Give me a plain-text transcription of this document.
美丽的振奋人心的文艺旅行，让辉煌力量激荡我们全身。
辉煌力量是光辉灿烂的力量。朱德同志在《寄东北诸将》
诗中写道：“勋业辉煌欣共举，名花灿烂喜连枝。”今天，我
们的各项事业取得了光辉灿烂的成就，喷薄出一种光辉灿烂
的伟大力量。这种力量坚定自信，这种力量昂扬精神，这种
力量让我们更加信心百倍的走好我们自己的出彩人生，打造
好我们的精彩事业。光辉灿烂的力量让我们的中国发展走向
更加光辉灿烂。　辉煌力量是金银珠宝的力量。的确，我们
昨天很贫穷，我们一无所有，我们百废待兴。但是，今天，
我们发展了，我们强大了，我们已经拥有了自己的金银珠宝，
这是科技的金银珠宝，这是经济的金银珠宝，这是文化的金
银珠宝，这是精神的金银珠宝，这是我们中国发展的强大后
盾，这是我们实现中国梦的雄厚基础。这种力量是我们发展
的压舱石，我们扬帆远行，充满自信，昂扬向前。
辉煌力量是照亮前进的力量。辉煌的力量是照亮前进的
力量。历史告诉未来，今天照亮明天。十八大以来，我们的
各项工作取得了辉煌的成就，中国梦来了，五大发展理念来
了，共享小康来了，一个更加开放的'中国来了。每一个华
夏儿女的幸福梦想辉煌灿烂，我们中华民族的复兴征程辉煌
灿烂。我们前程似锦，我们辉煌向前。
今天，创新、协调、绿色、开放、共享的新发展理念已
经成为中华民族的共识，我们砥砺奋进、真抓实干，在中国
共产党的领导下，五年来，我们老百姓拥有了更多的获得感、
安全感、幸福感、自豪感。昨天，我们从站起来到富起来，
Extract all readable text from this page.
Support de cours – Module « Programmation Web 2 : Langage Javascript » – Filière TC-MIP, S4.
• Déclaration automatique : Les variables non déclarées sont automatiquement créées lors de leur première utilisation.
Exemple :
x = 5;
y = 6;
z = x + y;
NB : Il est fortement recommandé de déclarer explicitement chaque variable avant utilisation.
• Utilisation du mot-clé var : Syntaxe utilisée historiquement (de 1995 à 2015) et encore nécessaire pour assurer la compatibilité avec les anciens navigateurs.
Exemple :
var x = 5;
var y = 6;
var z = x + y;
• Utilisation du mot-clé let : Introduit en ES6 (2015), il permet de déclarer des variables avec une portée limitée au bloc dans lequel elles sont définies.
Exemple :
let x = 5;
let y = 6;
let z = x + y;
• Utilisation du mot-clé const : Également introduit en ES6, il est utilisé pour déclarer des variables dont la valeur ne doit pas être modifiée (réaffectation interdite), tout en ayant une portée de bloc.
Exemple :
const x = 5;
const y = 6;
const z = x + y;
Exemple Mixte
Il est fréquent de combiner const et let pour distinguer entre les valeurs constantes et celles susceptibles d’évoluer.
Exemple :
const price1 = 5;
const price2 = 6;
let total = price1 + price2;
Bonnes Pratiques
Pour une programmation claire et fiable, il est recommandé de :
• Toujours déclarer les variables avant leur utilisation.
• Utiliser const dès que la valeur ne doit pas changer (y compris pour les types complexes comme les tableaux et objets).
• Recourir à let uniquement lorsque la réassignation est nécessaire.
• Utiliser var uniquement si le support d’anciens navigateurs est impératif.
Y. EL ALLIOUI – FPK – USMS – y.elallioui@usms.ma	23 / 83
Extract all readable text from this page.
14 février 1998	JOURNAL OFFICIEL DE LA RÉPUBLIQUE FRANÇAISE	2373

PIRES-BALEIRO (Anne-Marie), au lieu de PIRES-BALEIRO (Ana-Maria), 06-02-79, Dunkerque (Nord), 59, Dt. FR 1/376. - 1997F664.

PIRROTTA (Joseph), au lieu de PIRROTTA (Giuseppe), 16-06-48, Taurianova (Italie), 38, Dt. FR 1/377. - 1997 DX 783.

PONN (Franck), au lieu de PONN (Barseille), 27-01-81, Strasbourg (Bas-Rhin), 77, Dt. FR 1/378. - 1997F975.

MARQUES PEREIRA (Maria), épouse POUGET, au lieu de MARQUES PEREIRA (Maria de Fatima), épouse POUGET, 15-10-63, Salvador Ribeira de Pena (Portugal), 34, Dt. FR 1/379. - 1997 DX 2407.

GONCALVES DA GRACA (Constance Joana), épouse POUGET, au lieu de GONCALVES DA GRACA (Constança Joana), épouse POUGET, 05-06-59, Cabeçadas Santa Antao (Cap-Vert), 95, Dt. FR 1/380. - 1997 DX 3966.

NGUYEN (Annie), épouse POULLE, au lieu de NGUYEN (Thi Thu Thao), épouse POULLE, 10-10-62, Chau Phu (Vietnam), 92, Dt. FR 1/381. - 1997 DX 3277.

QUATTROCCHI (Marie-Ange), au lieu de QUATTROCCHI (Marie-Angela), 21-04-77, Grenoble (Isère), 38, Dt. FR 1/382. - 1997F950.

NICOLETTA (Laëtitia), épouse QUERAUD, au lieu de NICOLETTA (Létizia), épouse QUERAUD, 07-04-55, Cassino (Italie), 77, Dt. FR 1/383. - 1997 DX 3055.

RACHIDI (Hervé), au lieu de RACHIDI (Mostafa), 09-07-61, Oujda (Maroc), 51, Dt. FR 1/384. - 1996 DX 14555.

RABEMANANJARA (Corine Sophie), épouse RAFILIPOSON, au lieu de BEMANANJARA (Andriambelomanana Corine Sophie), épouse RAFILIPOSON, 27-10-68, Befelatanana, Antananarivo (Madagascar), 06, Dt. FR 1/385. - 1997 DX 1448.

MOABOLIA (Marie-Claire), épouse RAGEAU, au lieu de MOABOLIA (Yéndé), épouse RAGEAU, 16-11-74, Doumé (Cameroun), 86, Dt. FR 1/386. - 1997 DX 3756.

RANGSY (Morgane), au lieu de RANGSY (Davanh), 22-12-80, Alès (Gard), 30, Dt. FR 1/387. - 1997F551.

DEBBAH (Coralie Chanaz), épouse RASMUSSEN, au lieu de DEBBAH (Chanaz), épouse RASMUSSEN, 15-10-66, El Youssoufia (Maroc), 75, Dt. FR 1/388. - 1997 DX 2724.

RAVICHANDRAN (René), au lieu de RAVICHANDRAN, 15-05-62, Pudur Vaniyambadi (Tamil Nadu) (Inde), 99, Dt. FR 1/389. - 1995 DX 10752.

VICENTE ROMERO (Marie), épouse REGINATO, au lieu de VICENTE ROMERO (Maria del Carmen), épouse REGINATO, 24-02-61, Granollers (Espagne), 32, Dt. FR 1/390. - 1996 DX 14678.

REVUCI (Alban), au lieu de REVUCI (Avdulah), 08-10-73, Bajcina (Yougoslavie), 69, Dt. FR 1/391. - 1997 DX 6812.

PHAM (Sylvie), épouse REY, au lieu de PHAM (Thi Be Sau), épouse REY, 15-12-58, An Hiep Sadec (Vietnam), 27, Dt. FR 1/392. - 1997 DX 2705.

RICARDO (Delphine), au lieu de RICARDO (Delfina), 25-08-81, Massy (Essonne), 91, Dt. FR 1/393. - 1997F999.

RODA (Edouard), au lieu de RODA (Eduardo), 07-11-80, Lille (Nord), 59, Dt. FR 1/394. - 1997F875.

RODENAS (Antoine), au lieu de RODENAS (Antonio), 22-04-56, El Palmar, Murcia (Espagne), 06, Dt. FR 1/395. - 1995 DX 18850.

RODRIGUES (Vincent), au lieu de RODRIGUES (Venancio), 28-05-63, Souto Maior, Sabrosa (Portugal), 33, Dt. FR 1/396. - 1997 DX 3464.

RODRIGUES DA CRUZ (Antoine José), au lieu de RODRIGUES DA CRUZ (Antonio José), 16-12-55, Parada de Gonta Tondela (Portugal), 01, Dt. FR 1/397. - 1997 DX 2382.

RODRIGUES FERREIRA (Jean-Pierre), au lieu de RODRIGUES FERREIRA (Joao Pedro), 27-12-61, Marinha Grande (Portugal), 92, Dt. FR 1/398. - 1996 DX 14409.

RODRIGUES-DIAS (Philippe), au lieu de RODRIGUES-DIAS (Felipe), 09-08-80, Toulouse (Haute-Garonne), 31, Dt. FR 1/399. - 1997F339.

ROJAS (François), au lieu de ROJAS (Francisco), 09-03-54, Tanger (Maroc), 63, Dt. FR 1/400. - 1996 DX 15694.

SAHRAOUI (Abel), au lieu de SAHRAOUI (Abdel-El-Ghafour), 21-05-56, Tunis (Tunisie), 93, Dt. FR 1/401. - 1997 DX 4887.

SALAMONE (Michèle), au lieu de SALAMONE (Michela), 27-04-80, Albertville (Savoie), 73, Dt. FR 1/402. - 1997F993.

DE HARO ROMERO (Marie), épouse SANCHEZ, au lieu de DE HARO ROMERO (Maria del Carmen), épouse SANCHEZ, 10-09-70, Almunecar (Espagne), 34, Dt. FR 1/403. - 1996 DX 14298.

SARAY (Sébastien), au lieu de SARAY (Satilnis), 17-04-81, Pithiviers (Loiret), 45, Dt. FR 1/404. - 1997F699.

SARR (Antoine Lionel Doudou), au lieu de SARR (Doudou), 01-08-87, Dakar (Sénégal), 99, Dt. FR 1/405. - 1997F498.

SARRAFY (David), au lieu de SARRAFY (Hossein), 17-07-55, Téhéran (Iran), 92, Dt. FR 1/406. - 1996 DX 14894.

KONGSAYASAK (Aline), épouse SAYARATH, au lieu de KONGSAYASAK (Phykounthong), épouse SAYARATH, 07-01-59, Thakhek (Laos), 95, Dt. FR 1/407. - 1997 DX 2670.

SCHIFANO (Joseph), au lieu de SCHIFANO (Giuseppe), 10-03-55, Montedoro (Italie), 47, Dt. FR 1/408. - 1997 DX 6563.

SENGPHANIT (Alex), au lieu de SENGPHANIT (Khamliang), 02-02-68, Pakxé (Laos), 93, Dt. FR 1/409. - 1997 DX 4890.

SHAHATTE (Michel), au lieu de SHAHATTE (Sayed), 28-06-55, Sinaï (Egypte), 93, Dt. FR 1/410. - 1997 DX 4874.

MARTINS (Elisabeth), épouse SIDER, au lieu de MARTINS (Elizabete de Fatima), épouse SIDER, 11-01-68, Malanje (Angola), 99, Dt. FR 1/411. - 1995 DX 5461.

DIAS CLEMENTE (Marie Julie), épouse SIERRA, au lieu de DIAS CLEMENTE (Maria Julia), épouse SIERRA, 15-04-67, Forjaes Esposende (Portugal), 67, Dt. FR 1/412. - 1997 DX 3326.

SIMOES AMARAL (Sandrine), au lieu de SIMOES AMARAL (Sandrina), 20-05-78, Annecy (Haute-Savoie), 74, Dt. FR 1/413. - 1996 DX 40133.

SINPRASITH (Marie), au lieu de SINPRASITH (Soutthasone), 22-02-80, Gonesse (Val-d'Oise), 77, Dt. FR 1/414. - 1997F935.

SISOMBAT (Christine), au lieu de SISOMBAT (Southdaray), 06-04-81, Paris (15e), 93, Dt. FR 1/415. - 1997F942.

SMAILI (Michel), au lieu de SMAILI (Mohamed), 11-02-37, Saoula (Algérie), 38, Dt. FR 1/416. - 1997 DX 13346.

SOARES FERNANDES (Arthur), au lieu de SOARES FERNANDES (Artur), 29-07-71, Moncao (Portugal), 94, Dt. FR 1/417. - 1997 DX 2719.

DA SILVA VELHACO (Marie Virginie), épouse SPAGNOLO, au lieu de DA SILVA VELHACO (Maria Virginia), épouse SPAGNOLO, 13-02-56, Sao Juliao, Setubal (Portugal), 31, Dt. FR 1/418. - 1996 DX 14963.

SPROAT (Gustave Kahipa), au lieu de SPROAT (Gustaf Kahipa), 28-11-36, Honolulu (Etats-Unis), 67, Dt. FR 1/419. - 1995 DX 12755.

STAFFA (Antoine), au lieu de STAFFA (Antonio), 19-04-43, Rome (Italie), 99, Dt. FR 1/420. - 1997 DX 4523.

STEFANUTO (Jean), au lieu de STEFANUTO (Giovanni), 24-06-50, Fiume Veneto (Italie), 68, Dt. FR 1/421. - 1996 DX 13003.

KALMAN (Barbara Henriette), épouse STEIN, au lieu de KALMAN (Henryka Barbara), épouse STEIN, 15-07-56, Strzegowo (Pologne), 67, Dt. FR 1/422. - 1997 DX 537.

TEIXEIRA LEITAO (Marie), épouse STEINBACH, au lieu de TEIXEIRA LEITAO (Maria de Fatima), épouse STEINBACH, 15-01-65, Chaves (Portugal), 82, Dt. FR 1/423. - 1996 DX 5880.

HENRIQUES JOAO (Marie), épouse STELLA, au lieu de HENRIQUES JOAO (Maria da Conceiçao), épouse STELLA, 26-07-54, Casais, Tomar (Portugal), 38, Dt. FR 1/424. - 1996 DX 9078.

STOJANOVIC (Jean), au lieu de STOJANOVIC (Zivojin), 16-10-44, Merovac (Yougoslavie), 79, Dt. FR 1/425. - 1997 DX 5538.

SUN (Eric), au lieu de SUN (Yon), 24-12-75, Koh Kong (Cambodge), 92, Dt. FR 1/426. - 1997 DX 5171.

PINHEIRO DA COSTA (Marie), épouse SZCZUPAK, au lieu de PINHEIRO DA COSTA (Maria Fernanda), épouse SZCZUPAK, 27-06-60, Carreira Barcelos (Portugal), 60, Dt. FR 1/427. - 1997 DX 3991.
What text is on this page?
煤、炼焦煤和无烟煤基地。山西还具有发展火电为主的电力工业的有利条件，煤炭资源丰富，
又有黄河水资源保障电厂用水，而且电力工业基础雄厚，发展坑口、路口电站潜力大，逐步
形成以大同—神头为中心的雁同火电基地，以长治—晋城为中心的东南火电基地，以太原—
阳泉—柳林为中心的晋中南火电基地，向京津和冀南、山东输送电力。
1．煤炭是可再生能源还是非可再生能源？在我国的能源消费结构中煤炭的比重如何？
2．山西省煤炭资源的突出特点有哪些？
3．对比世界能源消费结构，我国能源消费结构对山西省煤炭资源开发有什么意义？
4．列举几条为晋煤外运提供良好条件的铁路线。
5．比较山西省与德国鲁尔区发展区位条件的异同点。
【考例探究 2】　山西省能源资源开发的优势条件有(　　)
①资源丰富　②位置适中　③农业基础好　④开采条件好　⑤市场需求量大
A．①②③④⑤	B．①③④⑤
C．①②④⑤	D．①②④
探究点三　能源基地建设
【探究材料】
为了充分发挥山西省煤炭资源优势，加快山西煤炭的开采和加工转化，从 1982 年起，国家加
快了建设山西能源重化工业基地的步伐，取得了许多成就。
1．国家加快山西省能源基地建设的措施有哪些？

REQUEST – Report only the number of lines that hold the string "Haute" in this listing.

RESPONSE TO THE EXERCISE – 2